START RAW RECORDS
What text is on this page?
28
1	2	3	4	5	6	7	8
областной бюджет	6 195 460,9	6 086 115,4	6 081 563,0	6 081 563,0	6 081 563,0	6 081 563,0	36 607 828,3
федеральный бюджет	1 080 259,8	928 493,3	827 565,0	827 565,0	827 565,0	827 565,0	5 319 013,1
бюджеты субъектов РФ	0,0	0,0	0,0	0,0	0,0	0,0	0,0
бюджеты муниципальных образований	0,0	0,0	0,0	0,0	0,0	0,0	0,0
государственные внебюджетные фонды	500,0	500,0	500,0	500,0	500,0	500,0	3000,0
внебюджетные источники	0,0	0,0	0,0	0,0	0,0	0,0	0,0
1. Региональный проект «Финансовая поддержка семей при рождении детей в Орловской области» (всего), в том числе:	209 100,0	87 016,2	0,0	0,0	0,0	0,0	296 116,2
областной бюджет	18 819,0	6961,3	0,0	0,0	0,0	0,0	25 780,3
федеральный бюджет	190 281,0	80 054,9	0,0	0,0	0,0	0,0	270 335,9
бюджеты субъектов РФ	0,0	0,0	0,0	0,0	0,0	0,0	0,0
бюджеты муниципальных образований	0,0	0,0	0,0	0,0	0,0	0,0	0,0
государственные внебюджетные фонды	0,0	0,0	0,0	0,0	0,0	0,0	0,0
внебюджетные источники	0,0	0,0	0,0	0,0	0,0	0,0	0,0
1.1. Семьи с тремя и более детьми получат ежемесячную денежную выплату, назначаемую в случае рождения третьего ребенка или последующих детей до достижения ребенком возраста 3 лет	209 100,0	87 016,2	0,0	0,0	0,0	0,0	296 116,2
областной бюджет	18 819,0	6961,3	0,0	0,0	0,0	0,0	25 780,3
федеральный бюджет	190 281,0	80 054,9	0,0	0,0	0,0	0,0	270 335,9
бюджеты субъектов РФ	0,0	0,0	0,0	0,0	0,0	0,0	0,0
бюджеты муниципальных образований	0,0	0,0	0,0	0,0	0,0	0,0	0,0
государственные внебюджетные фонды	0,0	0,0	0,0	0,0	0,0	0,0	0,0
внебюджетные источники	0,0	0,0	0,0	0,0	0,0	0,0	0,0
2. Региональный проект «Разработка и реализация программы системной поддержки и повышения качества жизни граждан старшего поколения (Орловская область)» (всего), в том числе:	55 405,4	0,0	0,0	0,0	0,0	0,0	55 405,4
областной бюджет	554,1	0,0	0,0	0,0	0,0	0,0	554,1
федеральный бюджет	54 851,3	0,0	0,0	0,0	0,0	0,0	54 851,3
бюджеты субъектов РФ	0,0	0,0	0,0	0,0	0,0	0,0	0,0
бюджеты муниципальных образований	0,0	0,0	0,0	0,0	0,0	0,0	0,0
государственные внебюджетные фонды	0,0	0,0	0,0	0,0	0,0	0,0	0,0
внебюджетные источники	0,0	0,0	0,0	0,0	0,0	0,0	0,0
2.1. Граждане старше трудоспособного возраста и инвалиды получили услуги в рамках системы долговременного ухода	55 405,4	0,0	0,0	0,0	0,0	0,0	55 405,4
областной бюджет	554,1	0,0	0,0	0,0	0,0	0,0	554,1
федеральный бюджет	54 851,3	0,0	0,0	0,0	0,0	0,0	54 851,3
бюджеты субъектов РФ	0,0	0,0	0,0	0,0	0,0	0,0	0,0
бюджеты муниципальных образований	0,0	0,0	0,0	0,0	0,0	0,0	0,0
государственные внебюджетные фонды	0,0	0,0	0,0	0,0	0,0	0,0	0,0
END RAW RECORDS
EXERCISE AIM ▸ Transcribe each entry exactly.

SOLUTION TO THIS TASK ▸
What text is on this page?
28
1	2	3	4	5	6	7	8
областной бюджет	6 195 460,9	6 086 115,4	6 081 563,0	6 081 563,0	6 081 563,0	6 081 563,0	36 607 828,3
федеральный бюджет	1 080 259,8	928 493,3	827 565,0	827 565,0	827 565,0	827 565,0	5 319 013,1
бюджеты субъектов РФ	0,0	0,0	0,0	0,0	0,0	0,0	0,0
бюджеты муниципальных образований	0,0	0,0	0,0	0,0	0,0	0,0	0,0
государственные внебюджетные фонды	500,0	500,0	500,0	500,0	500,0	500,0	3000,0
внебюджетные источники	0,0	0,0	0,0	0,0	0,0	0,0	0,0
1. Региональный проект «Финансовая поддержка семей при рождении детей в Орловской области» (всего), в том числе:	209 100,0	87 016,2	0,0	0,0	0,0	0,0	296 116,2
областной бюджет	18 819,0	6961,3	0,0	0,0	0,0	0,0	25 780,3
федеральный бюджет	190 281,0	80 054,9	0,0	0,0	0,0	0,0	270 335,9
бюджеты субъектов РФ	0,0	0,0	0,0	0,0	0,0	0,0	0,0
бюджеты муниципальных образований	0,0	0,0	0,0	0,0	0,0	0,0	0,0
государственные внебюджетные фонды	0,0	0,0	0,0	0,0	0,0	0,0	0,0
внебюджетные источники	0,0	0,0	0,0	0,0	0,0	0,0	0,0
1.1. Семьи с тремя и более детьми получат ежемесячную денежную выплату, назначаемую в случае рождения третьего ребенка или последующих детей до достижения ребенком возраста 3 лет	209 100,0	87 016,2	0,0	0,0	0,0	0,0	296 116,2
областной бюджет	18 819,0	6961,3	0,0	0,0	0,0	0,0	25 780,3
федеральный бюджет	190 281,0	80 054,9	0,0	0,0	0,0	0,0	270 335,9
бюджеты субъектов РФ	0,0	0,0	0,0	0,0	0,0	0,0	0,0
бюджеты муниципальных образований	0,0	0,0	0,0	0,0	0,0	0,0	0,0
государственные внебюджетные фонды	0,0	0,0	0,0	0,0	0,0	0,0	0,0
внебюджетные источники	0,0	0,0	0,0	0,0	0,0	0,0	0,0
2. Региональный проект «Разработка и реализация программы системной поддержки и повышения качества жизни граждан старшего поколения (Орловская область)» (всего), в том числе:	55 405,4	0,0	0,0	0,0	0,0	0,0	55 405,4
областной бюджет	554,1	0,0	0,0	0,0	0,0	0,0	554,1
федеральный бюджет	54 851,3	0,0	0,0	0,0	0,0	0,0	54 851,3
бюджеты субъектов РФ	0,0	0,0	0,0	0,0	0,0	0,0	0,0
бюджеты муниципальных образований	0,0	0,0	0,0	0,0	0,0	0,0	0,0
государственные внебюджетные фонды	0,0	0,0	0,0	0,0	0,0	0,0	0,0
внебюджетные источники	0,0	0,0	0,0	0,0	0,0	0,0	0,0
2.1. Граждане старше трудоспособного возраста и инвалиды получили услуги в рамках системы долговременного ухода	55 405,4	0,0	0,0	0,0	0,0	0,0	55 405,4
областной бюджет	554,1	0,0	0,0	0,0	0,0	0,0	554,1
федеральный бюджет	54 851,3	0,0	0,0	0,0	0,0	0,0	54 851,3
бюджеты субъектов РФ	0,0	0,0	0,0	0,0	0,0	0,0	0,0
бюджеты муниципальных образований	0,0	0,0	0,0	0,0	0,0	0,0	0,0
государственные внебюджетные фонды	0,0	0,0	0,0	0,0	0,0	0,0	0,0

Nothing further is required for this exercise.